** BEGIN Material for this task **

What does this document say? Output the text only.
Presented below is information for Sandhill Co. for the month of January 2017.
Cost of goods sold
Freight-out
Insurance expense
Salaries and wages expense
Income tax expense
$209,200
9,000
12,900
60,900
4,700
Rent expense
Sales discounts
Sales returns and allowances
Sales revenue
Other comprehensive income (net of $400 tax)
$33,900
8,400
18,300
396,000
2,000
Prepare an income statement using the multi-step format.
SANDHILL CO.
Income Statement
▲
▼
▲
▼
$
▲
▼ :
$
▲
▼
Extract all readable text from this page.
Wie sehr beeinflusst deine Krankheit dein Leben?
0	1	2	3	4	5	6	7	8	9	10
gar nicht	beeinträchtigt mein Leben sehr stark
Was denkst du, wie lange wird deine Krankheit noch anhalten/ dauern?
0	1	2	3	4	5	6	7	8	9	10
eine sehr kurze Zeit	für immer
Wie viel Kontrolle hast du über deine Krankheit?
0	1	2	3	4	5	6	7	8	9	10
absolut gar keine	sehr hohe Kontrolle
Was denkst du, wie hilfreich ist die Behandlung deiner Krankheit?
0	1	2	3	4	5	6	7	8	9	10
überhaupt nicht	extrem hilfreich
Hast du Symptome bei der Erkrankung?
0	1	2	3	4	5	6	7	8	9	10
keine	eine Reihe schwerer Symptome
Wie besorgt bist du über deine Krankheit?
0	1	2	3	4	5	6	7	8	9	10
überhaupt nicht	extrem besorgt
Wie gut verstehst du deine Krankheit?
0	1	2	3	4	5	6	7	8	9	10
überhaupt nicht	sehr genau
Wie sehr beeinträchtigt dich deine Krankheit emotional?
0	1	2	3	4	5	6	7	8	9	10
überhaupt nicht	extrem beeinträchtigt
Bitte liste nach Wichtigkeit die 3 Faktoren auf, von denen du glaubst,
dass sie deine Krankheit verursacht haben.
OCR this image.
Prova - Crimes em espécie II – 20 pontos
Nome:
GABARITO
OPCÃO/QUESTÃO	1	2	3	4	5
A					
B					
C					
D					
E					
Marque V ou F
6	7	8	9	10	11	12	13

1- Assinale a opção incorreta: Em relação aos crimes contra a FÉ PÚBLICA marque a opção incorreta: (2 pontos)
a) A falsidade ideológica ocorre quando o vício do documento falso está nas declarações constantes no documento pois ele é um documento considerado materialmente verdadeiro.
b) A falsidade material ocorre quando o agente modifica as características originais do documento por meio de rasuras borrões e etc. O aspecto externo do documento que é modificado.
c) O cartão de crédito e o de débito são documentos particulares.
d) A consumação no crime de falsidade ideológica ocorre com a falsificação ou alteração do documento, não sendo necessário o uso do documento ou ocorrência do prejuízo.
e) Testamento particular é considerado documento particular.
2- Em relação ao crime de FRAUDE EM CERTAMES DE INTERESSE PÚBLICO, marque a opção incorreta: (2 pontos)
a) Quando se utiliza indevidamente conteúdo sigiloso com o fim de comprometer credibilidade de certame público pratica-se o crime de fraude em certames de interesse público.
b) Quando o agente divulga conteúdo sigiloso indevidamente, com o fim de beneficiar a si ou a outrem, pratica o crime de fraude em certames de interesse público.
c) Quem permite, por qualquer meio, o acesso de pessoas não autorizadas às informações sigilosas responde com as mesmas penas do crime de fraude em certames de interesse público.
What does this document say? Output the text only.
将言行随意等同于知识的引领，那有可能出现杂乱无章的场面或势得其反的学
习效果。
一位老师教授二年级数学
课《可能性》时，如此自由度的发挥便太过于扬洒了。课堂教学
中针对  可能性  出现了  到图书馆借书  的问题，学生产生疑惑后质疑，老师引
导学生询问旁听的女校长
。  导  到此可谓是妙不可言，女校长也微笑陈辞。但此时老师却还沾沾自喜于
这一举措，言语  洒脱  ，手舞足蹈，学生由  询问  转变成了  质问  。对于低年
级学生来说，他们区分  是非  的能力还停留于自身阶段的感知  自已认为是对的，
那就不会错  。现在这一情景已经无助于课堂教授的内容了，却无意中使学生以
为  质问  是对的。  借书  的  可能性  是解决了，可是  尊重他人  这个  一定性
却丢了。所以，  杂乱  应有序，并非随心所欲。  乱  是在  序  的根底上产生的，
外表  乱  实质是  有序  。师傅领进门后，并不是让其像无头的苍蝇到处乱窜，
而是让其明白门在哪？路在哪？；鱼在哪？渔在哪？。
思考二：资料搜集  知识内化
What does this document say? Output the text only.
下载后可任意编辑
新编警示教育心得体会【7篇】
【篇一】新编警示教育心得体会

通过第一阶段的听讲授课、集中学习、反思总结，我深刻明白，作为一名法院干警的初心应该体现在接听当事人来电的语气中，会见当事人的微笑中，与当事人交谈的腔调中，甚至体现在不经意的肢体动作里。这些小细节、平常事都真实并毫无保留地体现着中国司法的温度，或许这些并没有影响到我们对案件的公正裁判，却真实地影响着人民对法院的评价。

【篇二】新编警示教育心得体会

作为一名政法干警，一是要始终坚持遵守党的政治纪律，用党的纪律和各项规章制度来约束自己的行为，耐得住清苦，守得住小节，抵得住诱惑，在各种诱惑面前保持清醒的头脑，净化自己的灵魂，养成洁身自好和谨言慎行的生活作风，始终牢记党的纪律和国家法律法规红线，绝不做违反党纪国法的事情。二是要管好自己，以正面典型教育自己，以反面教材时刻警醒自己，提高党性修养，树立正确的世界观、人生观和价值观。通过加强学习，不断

** END Material for this task **

Exercise -> Can you reproduce all the material exactly?

Answer to the task ->
What does this document say? Output the text only.
Presented below is information for Sandhill Co. for the month of January 2017.
Cost of goods sold
Freight-out
Insurance expense
Salaries and wages expense
Income tax expense
$209,200
9,000
12,900
60,900
4,700
Rent expense
Sales discounts
Sales returns and allowances
Sales revenue
Other comprehensive income (net of $400 tax)
$33,900
8,400
18,300
396,000
2,000
Prepare an income statement using the multi-step format.
SANDHILL CO.
Income Statement
▲
▼
▲
▼
$
▲
▼ :
$
▲
▼
Extract all readable text from this page.
Wie sehr beeinflusst deine Krankheit dein Leben?
0	1	2	3	4	5	6	7	8	9	10
gar nicht	beeinträchtigt mein Leben sehr stark
Was denkst du, wie lange wird deine Krankheit noch anhalten/ dauern?
0	1	2	3	4	5	6	7	8	9	10
eine sehr kurze Zeit	für immer
Wie viel Kontrolle hast du über deine Krankheit?
0	1	2	3	4	5	6	7	8	9	10
absolut gar keine	sehr hohe Kontrolle
Was denkst du, wie hilfreich ist die Behandlung deiner Krankheit?
0	1	2	3	4	5	6	7	8	9	10
überhaupt nicht	extrem hilfreich
Hast du Symptome bei der Erkrankung?
0	1	2	3	4	5	6	7	8	9	10
keine	eine Reihe schwerer Symptome
Wie besorgt bist du über deine Krankheit?
0	1	2	3	4	5	6	7	8	9	10
überhaupt nicht	extrem besorgt
Wie gut verstehst du deine Krankheit?
0	1	2	3	4	5	6	7	8	9	10
überhaupt nicht	sehr genau
Wie sehr beeinträchtigt dich deine Krankheit emotional?
0	1	2	3	4	5	6	7	8	9	10
überhaupt nicht	extrem beeinträchtigt
Bitte liste nach Wichtigkeit die 3 Faktoren auf, von denen du glaubst,
dass sie deine Krankheit verursacht haben.
OCR this image.
Prova - Crimes em espécie II – 20 pontos
Nome:
GABARITO
OPCÃO/QUESTÃO	1	2	3	4	5
A					
B					
C					
D					
E					
Marque V ou F
6	7	8	9	10	11	12	13

1- Assinale a opção incorreta: Em relação aos crimes contra a FÉ PÚBLICA marque a opção incorreta: (2 pontos)
a) A falsidade ideológica ocorre quando o vício do documento falso está nas declarações constantes no documento pois ele é um documento considerado materialmente verdadeiro.
b) A falsidade material ocorre quando o agente modifica as características originais do documento por meio de rasuras borrões e etc. O aspecto externo do documento que é modificado.
c) O cartão de crédito e o de débito são documentos particulares.
d) A consumação no crime de falsidade ideológica ocorre com a falsificação ou alteração do documento, não sendo necessário o uso do documento ou ocorrência do prejuízo.
e) Testamento particular é considerado documento particular.
2- Em relação ao crime de FRAUDE EM CERTAMES DE INTERESSE PÚBLICO, marque a opção incorreta: (2 pontos)
a) Quando se utiliza indevidamente conteúdo sigiloso com o fim de comprometer credibilidade de certame público pratica-se o crime de fraude em certames de interesse público.
b) Quando o agente divulga conteúdo sigiloso indevidamente, com o fim de beneficiar a si ou a outrem, pratica o crime de fraude em certames de interesse público.
c) Quem permite, por qualquer meio, o acesso de pessoas não autorizadas às informações sigilosas responde com as mesmas penas do crime de fraude em certames de interesse público.
What does this document say? Output the text only.
将言行随意等同于知识的引领，那有可能出现杂乱无章的场面或势得其反的学
习效果。
一位老师教授二年级数学
课《可能性》时，如此自由度的发挥便太过于扬洒了。课堂教学
中针对  可能性  出现了  到图书馆借书  的问题，学生产生疑惑后质疑，老师引
导学生询问旁听的女校长
。  导  到此可谓是妙不可言，女校长也微笑陈辞。但此时老师却还沾沾自喜于
这一举措，言语  洒脱  ，手舞足蹈，学生由  询问  转变成了  质问  。对于低年
级学生来说，他们区分  是非  的能力还停留于自身阶段的感知  自已认为是对的，
那就不会错  。现在这一情景已经无助于课堂教授的内容了，却无意中使学生以
为  质问  是对的。  借书  的  可能性  是解决了，可是  尊重他人  这个  一定性
却丢了。所以，  杂乱  应有序，并非随心所欲。  乱  是在  序  的根底上产生的，
外表  乱  实质是  有序  。师傅领进门后，并不是让其像无头的苍蝇到处乱窜，
而是让其明白门在哪？路在哪？；鱼在哪？渔在哪？。
思考二：资料搜集  知识内化
What does this document say? Output the text only.
下载后可任意编辑
新编警示教育心得体会【7篇】
【篇一】新编警示教育心得体会

通过第一阶段的听讲授课、集中学习、反思总结，我深刻明白，作为一名法院干警的初心应该体现在接听当事人来电的语气中，会见当事人的微笑中，与当事人交谈的腔调中，甚至体现在不经意的肢体动作里。这些小细节、平常事都真实并毫无保留地体现着中国司法的温度，或许这些并没有影响到我们对案件的公正裁判，却真实地影响着人民对法院的评价。

【篇二】新编警示教育心得体会

作为一名政法干警，一是要始终坚持遵守党的政治纪律，用党的纪律和各项规章制度来约束自己的行为，耐得住清苦，守得住小节，抵得住诱惑，在各种诱惑面前保持清醒的头脑，净化自己的灵魂，养成洁身自好和谨言慎行的生活作风，始终牢记党的纪律和国家法律法规红线，绝不做违反党纪国法的事情。二是要管好自己，以正面典型教育自己，以反面教材时刻警醒自己，提高党性修养，树立正确的世界观、人生观和价值观。通过加强学习，不断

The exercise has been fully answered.